„Man muß einen neuen Führer finden“

■ In Berlin lebende Indonesier äußern nur verhaltene Kritik an Präsident Suharto. Sie fürchten einen Bürgerkrieg und um ihre Familie

Politik steht nicht auf dem Programm. Statt dessen: Trachten- Show, Gamelan-Musik, balinesische Tänze und javanische Kampfkunst. Der indonesische Generalkonsul in Berlin, Rachmat Ardibrata hält eine mittelmäßig spannende Rede. Das einzig Erstaunliche: Am Rande der Veranstaltung bezeichnet er die Ideen der Studenten, die in Jakarta demonstrieren, als „richtig“.

Anläßlich der „Reihe von Katastrophen wie Waldbränden, verlängerte Trockenzeit und plötzliche schwere Wirtschaftskrise“ hatte eine Gruppe indonesischer Studierender am Freitag abend in die Alte Mensa der TU zu einem Benefizabend eingeladen. Die Resonanz war enorm: Fast ein Drittel der indonesischen Gemeinschaft in Berlin machte sich auf den Weg.

▶ Zu erledigende Aufgaben
• A. Schreiben Sie die Einträge unverändert ab, beginnend mit dem ersten Eintrag bis einschließlich der Zeile mit „nav-item[interactable]: Góp Ý: [15, 792, 255, 836]“.
• B. Führen Sie den Artikel über die in Berlin lebenden Indonesier im Anschluss an seinen letzten Satz fort.

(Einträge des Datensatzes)
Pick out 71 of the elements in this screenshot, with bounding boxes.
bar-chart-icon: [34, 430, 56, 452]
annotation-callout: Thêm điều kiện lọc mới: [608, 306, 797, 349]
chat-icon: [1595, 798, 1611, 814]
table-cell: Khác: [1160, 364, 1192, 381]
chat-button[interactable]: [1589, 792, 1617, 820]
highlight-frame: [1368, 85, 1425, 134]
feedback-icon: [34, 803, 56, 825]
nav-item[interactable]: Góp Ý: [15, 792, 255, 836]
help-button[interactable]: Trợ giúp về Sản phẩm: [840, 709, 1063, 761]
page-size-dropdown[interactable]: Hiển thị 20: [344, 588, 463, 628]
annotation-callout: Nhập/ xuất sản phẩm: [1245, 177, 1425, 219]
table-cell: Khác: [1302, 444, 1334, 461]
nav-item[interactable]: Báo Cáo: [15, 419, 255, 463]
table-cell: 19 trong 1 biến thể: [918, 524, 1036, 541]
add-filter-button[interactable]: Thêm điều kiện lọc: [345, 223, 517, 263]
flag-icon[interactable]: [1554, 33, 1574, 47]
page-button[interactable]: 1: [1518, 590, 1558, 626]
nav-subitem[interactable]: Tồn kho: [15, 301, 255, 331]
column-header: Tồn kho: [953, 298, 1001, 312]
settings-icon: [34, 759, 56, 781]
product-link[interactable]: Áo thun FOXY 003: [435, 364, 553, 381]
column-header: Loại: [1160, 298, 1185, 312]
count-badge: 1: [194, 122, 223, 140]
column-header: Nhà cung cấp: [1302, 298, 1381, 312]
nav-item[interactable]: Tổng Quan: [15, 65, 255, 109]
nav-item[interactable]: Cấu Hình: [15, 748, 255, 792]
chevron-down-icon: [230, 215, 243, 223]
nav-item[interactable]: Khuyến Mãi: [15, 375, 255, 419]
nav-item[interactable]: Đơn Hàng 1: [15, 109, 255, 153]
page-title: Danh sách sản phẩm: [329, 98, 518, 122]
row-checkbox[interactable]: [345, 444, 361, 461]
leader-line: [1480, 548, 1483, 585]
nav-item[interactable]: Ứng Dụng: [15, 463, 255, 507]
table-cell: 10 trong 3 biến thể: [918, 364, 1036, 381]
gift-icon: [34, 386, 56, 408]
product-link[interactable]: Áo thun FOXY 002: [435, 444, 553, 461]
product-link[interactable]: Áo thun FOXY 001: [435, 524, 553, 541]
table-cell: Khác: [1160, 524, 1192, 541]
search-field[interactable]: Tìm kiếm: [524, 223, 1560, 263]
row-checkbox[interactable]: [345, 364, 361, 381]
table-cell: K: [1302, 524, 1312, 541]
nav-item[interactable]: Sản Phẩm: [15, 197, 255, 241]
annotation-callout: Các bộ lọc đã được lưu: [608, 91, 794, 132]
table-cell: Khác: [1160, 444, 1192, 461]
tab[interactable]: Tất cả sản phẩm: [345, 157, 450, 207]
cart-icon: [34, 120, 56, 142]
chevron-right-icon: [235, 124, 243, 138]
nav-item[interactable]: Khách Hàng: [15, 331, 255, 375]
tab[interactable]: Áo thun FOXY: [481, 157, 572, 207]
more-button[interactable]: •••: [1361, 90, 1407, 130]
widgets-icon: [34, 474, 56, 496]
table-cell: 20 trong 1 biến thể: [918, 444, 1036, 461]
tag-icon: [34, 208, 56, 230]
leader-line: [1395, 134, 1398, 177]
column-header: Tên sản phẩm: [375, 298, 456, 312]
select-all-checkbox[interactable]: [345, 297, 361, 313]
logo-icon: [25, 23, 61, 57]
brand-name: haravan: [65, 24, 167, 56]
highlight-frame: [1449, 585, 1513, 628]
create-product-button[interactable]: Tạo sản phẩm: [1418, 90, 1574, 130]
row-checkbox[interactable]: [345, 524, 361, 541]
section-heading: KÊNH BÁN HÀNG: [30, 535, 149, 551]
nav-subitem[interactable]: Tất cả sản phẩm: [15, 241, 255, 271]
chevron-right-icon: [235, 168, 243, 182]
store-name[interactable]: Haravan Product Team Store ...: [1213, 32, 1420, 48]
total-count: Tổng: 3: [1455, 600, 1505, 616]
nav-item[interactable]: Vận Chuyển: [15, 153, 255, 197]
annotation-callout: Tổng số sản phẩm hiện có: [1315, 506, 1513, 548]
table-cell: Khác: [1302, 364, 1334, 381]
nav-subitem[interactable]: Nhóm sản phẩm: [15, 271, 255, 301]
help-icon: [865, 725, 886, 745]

▶ Gegebene Antworten
• A.
Pick out 71 of the elements in this screenshot, with bounding boxes.
bar-chart-icon: [34, 430, 56, 452]
annotation-callout: Thêm điều kiện lọc mới: [608, 306, 797, 349]
chat-icon: [1595, 798, 1611, 814]
table-cell: Khác: [1160, 364, 1192, 381]
chat-button[interactable]: [1589, 792, 1617, 820]
highlight-frame: [1368, 85, 1425, 134]
feedback-icon: [34, 803, 56, 825]
nav-item[interactable]: Góp Ý: [15, 792, 255, 836]

• B.
Auch wenn es eher regierungstreue oder politisch wenig Interessierte sind, die sich hier treffen, gärt es im Publikum. „32 Jahre sind eine lange Zeit“, sagt einer der Musiker, „mich wundert es nicht, daß sich die Wut jetzt gegen Präsident Suharto richtet. Die Menschen haben einfach nichts zu essen.“ Die Motive derer, die plündernd durch die Straßen ziehen, begreift er allerdings auch nur zur Hälfte. „Ich glaube nicht, daß so viele Intellektuelle darunter sind. Wenn ich in Jakarta wäre, würde ich zu Hause bleiben. Das ist das beste Rezept.“ Seinen Namen will er nicht nennen. Es sei sicher nicht gut, wenn der in einer deutschen Zeitung stünde, sagt er.

Die meisten Indonesier haben zur Zeit jedoch stärker Angst um ihre Familie als vor dem Geheimdienst. Seit einer Woche ruft ein sichtlich übermüdeter Elektrotechnikstudent täglich zu Hause an, „aus Angst um meinen kleinen Bruder. Er sagt, er gehe nicht aus dem Haus, aber das geht doch auf Dauer nicht.“ Am Donnerstag abend saß er nichts Böses ahnend vor dem „heute journal“, als es ihm eiskalt den Rücken herunterlief: „Da stand dieser Kriegsreporter mitten in der Jalan Kiai Tapa. In der Straße leben meine Eltern. Alle Geschäfte waren geplündert.“ Erst am nächsten Morgen konnte er zu Hause anrufen. Geschlafen hat er nicht.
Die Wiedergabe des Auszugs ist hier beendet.